- Set problem: Return the lines from the start of the entries through the line containing "bar-ua-sam bbox=[328, 342, 337, 398]", inclusive, copied exactly.

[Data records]
----------
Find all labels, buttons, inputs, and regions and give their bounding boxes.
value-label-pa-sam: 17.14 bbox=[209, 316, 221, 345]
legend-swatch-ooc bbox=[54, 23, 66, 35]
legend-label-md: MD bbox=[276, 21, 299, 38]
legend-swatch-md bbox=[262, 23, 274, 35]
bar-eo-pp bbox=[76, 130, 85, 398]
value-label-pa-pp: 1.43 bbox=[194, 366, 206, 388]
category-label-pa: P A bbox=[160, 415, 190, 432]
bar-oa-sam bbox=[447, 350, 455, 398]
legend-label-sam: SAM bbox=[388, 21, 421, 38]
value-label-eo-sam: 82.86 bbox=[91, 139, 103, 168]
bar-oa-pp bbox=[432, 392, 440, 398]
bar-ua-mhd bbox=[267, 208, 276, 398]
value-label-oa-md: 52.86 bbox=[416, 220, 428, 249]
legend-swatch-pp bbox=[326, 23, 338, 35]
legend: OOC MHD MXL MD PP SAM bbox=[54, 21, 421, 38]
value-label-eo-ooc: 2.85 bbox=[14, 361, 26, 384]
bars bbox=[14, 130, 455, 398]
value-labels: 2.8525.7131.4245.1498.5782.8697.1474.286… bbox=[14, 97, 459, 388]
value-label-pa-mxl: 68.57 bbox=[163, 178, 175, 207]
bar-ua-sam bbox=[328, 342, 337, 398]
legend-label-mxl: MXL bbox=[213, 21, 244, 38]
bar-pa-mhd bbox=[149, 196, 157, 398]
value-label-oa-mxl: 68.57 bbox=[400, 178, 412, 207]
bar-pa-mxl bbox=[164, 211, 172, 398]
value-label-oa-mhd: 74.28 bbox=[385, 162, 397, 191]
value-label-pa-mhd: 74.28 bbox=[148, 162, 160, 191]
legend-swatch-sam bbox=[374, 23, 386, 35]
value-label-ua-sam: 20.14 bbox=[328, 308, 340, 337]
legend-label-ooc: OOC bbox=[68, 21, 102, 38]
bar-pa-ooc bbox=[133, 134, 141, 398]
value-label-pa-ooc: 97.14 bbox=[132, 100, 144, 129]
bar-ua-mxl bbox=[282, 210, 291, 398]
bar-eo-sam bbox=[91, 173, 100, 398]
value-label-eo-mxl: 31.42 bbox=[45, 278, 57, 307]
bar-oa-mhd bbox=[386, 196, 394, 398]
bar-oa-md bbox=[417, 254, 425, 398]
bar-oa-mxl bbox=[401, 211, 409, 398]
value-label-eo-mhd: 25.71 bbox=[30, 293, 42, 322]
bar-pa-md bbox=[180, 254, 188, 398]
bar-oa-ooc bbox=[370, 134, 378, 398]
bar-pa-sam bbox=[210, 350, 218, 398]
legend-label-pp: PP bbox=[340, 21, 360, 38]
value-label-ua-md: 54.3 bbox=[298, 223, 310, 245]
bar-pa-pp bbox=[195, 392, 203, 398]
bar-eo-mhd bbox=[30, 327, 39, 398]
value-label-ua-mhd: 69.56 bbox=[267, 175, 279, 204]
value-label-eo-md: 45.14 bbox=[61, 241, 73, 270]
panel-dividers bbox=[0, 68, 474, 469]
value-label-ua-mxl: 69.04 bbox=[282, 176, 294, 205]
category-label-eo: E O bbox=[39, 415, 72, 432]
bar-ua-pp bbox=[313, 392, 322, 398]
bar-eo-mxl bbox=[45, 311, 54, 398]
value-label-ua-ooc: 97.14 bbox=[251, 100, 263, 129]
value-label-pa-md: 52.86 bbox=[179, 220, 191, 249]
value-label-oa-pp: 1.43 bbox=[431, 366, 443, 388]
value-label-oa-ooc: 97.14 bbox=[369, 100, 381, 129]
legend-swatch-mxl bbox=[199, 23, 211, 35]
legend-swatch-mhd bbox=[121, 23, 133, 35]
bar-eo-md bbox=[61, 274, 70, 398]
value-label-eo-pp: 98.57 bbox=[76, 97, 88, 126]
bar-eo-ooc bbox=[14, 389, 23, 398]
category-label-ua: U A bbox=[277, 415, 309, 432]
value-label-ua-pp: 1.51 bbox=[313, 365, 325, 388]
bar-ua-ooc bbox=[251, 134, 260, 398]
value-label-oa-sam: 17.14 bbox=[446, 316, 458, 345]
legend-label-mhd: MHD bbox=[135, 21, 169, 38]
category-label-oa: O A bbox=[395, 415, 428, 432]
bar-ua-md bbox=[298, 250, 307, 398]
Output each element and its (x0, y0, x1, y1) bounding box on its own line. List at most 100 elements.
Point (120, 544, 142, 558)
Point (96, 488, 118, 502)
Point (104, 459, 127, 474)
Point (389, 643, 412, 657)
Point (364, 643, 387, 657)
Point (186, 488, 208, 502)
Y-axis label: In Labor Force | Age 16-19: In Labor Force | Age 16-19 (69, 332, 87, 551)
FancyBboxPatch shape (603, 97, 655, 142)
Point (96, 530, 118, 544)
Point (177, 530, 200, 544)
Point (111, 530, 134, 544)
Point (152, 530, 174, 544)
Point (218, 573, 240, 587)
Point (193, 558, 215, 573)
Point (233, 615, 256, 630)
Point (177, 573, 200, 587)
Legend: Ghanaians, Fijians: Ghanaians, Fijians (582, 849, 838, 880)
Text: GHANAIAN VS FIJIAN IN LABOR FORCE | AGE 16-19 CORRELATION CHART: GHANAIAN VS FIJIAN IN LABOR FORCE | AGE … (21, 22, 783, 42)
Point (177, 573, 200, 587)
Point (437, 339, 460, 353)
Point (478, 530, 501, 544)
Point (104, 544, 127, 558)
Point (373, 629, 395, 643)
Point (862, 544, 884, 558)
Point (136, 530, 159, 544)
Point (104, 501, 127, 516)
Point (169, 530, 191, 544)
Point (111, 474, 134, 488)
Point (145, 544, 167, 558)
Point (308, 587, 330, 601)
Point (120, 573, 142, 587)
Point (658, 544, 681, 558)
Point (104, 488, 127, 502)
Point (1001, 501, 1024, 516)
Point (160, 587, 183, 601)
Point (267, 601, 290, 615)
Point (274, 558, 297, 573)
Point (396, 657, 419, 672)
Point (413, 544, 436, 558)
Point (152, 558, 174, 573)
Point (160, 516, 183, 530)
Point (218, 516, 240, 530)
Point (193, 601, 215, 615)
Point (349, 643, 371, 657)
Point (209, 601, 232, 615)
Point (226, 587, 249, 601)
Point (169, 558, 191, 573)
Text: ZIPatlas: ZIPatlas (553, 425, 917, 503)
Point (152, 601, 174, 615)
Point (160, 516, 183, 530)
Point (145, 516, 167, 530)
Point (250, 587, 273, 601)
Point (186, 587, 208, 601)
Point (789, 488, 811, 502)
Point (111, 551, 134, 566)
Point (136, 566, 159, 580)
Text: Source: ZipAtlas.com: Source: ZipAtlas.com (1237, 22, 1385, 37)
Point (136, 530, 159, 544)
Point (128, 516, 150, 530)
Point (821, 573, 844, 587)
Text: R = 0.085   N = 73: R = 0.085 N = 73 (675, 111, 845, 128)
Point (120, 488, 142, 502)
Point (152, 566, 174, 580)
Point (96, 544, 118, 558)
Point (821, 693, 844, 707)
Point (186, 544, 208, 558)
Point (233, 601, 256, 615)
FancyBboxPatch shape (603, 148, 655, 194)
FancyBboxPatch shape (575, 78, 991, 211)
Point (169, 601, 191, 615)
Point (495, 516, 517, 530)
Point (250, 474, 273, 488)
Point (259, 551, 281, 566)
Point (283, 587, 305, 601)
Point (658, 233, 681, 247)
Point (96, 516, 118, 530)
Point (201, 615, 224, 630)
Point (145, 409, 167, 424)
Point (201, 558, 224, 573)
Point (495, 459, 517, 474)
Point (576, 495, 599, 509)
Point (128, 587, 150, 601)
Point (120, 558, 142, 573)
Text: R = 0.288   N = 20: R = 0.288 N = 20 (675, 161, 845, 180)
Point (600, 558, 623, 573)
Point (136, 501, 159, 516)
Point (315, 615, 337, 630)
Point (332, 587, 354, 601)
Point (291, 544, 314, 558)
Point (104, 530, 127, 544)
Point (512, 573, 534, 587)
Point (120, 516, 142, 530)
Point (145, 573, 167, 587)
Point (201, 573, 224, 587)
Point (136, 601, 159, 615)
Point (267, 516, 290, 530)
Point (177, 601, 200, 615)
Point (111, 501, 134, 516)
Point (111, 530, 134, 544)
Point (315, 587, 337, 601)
----------
- Task solution:
Find all labels, buttons, inputs, and regions and give their bounding boxes.
value-label-pa-sam: 17.14 bbox=[209, 316, 221, 345]
legend-swatch-ooc bbox=[54, 23, 66, 35]
legend-label-md: MD bbox=[276, 21, 299, 38]
legend-swatch-md bbox=[262, 23, 274, 35]
bar-eo-pp bbox=[76, 130, 85, 398]
value-label-pa-pp: 1.43 bbox=[194, 366, 206, 388]
category-label-pa: P A bbox=[160, 415, 190, 432]
bar-oa-sam bbox=[447, 350, 455, 398]
legend-label-sam: SAM bbox=[388, 21, 421, 38]
value-label-eo-sam: 82.86 bbox=[91, 139, 103, 168]
bar-oa-pp bbox=[432, 392, 440, 398]
bar-ua-mhd bbox=[267, 208, 276, 398]
value-label-oa-md: 52.86 bbox=[416, 220, 428, 249]
legend-swatch-pp bbox=[326, 23, 338, 35]
legend: OOC MHD MXL MD PP SAM bbox=[54, 21, 421, 38]
value-label-eo-ooc: 2.85 bbox=[14, 361, 26, 384]
bars bbox=[14, 130, 455, 398]
value-labels: 2.8525.7131.4245.1498.5782.8697.1474.286… bbox=[14, 97, 459, 388]
value-label-pa-mxl: 68.57 bbox=[163, 178, 175, 207]
bar-ua-sam bbox=[328, 342, 337, 398]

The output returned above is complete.